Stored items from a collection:
***

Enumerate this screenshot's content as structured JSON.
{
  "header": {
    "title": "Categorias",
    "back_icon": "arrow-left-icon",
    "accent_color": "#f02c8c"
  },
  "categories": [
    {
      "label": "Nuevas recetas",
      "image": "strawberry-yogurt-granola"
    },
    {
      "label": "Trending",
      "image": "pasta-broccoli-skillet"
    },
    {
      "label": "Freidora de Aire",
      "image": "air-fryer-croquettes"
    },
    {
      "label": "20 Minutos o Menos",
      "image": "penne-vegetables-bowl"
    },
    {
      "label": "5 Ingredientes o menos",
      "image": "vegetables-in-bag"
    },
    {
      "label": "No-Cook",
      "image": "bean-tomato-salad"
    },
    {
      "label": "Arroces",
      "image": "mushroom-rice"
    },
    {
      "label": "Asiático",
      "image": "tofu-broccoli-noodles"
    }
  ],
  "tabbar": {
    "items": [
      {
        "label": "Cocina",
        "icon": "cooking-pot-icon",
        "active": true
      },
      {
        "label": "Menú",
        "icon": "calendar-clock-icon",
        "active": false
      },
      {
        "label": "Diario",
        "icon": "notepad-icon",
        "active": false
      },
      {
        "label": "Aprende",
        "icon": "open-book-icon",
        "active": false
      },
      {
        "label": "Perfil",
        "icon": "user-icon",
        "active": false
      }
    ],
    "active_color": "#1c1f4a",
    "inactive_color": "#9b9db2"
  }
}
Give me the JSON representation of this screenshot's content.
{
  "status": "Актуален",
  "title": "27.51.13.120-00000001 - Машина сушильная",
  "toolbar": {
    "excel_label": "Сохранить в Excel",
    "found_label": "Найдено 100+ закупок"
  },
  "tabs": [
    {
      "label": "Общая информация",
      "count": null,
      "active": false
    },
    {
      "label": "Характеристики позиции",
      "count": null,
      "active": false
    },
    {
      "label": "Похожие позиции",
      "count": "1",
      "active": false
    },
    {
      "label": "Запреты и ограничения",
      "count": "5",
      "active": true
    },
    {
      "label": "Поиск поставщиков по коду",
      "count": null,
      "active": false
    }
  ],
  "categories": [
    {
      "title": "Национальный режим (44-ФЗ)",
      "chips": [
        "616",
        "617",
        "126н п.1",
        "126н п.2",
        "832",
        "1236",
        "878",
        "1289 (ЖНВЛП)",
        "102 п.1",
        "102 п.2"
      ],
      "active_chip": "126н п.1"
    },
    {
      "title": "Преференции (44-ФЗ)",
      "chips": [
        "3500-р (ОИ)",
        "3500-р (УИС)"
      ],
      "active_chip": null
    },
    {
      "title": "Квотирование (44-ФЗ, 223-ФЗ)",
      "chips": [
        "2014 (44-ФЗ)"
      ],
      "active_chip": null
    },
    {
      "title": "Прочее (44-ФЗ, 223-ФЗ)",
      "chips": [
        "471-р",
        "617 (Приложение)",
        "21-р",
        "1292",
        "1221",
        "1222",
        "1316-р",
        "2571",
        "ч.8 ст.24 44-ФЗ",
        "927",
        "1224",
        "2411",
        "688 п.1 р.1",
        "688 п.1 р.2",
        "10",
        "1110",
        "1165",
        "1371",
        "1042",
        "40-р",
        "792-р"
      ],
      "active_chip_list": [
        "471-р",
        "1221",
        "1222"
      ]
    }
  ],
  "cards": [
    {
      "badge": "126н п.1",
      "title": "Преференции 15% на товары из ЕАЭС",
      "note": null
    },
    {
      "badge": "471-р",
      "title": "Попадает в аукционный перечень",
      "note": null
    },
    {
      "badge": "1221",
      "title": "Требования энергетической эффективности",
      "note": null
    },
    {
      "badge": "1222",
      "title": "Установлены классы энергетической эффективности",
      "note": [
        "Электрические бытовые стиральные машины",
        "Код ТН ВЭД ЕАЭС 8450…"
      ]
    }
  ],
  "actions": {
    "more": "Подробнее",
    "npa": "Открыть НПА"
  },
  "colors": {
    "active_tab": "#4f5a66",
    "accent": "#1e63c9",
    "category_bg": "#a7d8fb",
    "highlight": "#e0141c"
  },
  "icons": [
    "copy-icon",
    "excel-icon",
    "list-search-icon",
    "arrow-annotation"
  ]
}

***

* _Your objective_:
Filter the entries and copy out every line with the word "this".

* _Answer for the task_:
Enumerate this screenshot's content as structured JSON.
Give me the JSON representation of this screenshot's content.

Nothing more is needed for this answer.